• _Saved entries_:
__________

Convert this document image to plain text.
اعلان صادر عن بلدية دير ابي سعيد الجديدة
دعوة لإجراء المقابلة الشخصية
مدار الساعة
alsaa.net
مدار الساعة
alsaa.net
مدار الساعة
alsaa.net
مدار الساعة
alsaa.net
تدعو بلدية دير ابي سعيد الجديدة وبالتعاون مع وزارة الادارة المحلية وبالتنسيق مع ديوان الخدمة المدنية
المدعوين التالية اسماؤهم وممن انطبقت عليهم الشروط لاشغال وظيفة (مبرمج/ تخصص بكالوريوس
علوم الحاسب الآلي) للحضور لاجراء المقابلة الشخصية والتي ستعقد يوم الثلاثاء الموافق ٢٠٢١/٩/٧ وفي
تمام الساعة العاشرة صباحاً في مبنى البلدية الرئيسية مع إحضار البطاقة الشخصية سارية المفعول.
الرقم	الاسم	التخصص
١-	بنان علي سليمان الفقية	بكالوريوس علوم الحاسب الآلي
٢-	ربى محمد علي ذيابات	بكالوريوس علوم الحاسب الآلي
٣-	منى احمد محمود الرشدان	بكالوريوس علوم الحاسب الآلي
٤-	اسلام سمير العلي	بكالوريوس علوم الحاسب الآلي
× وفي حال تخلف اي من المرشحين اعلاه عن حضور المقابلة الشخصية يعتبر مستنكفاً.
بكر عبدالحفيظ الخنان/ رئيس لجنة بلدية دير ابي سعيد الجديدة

__________

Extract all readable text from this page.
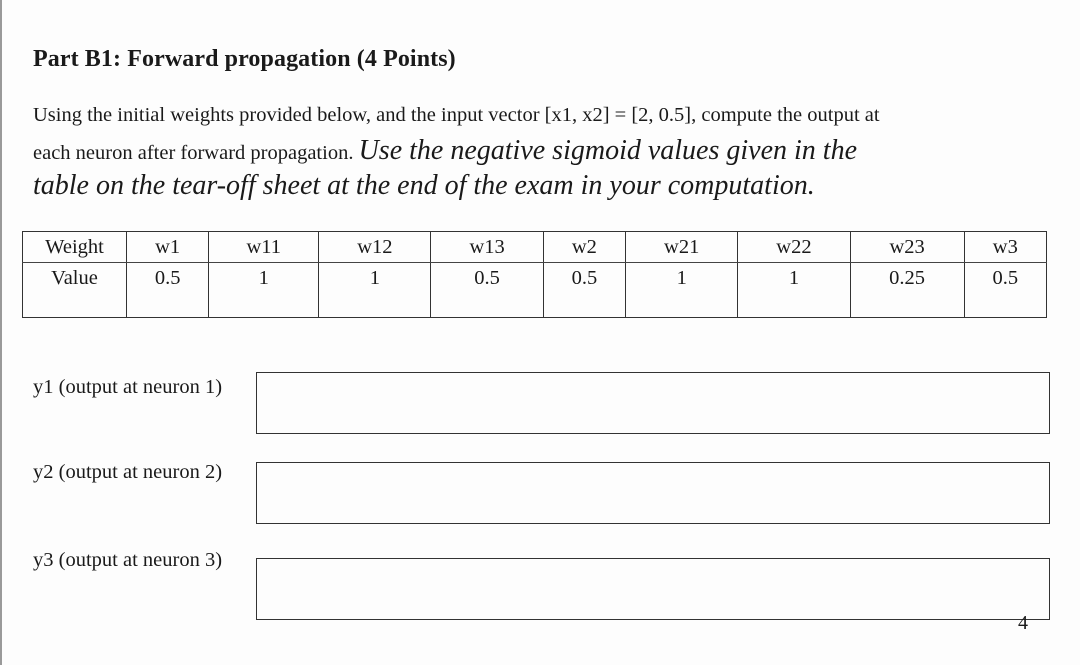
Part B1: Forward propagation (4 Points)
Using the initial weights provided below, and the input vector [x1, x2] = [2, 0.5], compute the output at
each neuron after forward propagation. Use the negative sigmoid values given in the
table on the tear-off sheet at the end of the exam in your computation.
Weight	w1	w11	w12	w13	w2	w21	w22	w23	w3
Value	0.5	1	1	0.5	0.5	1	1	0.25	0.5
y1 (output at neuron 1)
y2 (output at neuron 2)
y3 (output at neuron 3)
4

__________

• _THE TASK_: Reply with nothing except the number of lines in the listing above that include "سعيد".

• _EXERCISE RESULT_: 3